In the data below, locate each line with the word "hager" and list it.

**Supplied data**.
## BEGIN
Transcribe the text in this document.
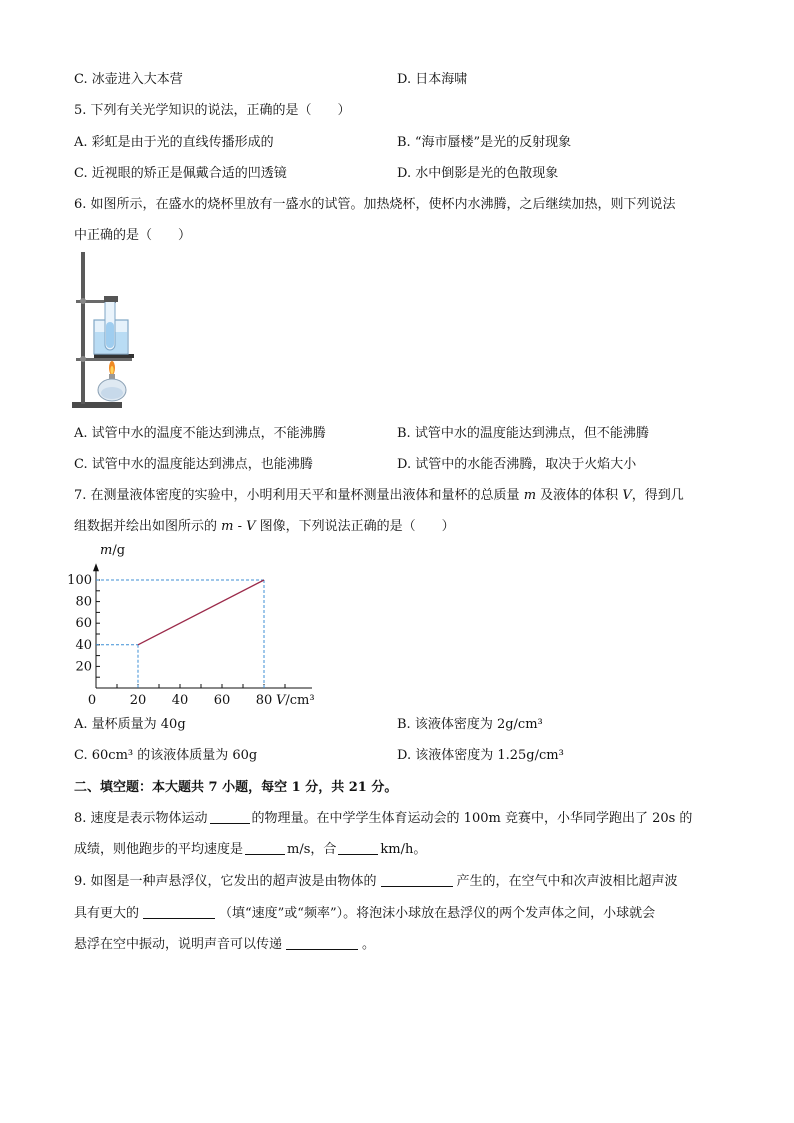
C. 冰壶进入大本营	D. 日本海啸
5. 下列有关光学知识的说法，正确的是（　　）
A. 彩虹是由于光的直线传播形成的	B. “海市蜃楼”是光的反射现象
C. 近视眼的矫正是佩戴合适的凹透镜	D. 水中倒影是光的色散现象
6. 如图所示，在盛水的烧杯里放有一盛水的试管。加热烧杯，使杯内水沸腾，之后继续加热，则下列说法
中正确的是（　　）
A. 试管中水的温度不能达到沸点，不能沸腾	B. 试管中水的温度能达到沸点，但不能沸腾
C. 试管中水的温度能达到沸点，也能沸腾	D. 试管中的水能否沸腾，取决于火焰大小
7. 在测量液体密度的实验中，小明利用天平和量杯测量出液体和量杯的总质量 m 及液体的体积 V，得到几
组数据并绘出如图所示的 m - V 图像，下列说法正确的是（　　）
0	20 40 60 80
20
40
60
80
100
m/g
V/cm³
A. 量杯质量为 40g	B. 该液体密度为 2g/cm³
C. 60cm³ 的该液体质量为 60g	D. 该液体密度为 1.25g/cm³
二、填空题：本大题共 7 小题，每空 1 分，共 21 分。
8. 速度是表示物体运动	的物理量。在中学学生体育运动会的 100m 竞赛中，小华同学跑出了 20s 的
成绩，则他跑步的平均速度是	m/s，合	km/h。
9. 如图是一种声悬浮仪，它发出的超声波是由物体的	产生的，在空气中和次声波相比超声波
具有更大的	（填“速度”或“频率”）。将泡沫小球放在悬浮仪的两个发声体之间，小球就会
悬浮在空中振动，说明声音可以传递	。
## END
## BEGIN
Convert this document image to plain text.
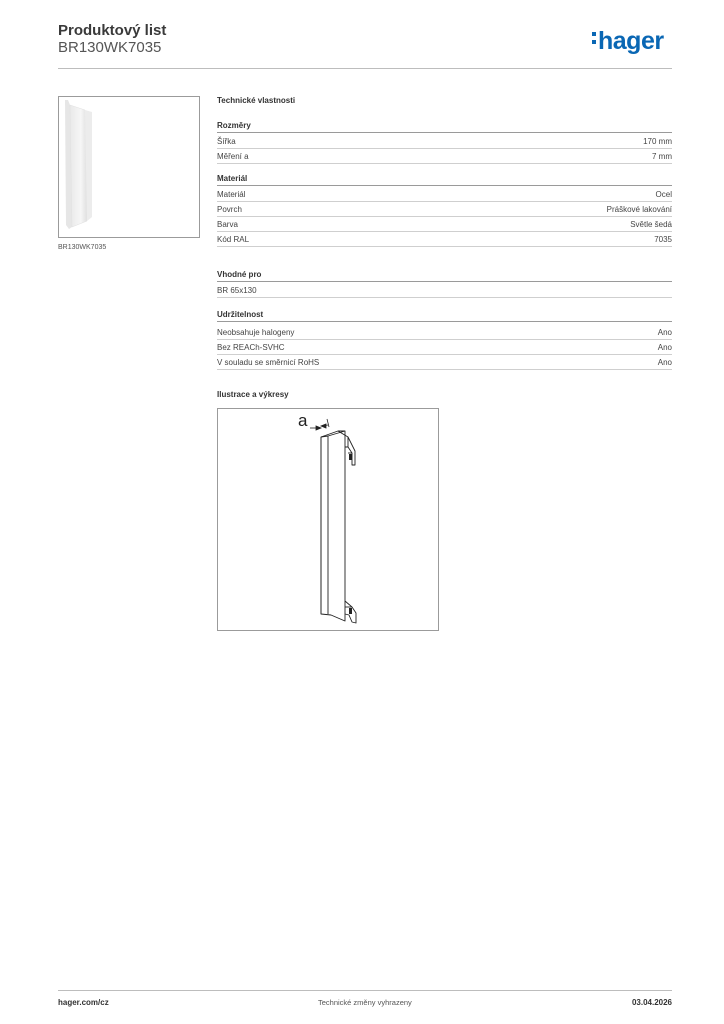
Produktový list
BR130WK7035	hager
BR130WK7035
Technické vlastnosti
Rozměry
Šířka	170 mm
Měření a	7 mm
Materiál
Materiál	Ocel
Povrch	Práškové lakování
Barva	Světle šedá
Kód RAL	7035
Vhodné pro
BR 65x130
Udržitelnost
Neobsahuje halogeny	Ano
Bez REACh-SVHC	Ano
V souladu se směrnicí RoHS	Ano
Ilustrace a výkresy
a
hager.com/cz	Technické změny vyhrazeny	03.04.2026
## END
## BEGIN
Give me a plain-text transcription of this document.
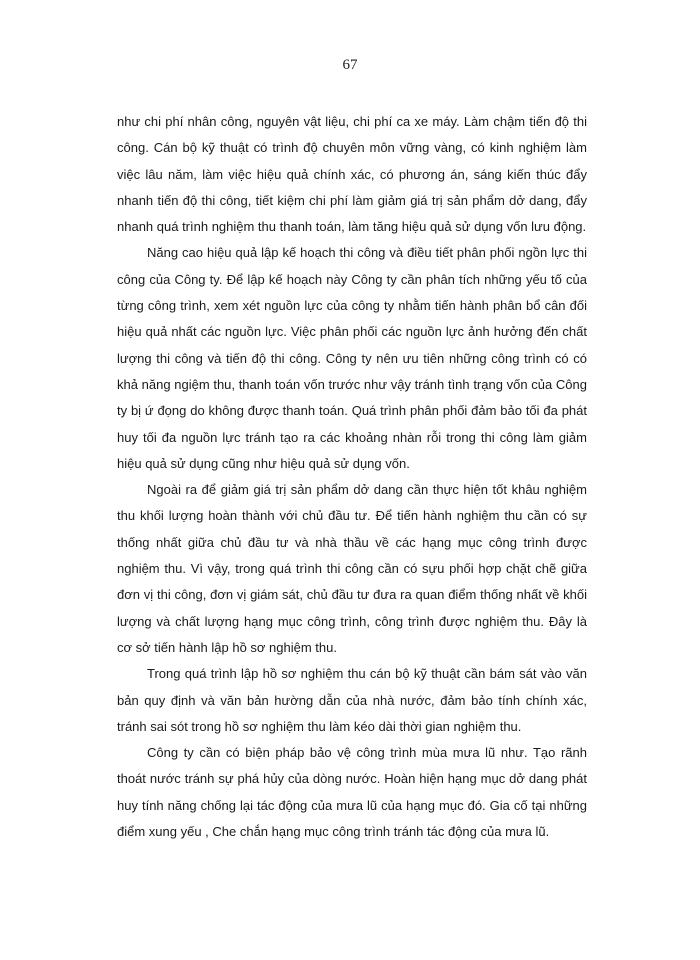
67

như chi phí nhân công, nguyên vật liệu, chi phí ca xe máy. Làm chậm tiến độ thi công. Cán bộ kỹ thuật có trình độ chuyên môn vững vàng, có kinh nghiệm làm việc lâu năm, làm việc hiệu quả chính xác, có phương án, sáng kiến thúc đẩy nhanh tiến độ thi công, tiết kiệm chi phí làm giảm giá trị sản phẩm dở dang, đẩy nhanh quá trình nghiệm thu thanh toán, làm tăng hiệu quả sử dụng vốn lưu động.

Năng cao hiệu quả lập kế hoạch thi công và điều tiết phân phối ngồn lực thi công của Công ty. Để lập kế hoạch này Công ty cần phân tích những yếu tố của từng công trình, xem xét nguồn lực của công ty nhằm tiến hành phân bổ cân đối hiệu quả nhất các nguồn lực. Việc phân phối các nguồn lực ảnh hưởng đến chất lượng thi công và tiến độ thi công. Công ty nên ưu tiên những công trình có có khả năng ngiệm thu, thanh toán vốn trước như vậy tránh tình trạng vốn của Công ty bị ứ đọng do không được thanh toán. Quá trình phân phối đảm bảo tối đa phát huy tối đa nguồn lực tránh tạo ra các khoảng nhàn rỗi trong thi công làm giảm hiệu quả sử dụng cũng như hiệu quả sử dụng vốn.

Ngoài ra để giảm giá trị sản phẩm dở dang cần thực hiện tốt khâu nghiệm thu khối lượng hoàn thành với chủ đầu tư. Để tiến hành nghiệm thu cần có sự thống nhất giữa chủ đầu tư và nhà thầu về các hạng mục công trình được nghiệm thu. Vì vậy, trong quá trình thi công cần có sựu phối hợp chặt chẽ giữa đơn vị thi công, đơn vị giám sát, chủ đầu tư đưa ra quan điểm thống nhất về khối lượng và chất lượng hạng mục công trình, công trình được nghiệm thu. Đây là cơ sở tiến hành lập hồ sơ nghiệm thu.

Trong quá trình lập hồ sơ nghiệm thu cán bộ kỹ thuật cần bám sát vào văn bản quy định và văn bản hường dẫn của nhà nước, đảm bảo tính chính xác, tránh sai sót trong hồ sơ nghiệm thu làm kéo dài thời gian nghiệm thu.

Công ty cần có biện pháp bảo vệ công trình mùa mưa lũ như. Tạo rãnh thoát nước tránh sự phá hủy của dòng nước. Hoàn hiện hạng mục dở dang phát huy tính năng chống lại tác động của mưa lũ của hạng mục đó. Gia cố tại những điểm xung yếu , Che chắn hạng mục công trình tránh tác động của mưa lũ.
## END
**Worked answer**.
BR130WK7035	hager
hager.com/cz	Technické změny vyhrazeny	03.04.2026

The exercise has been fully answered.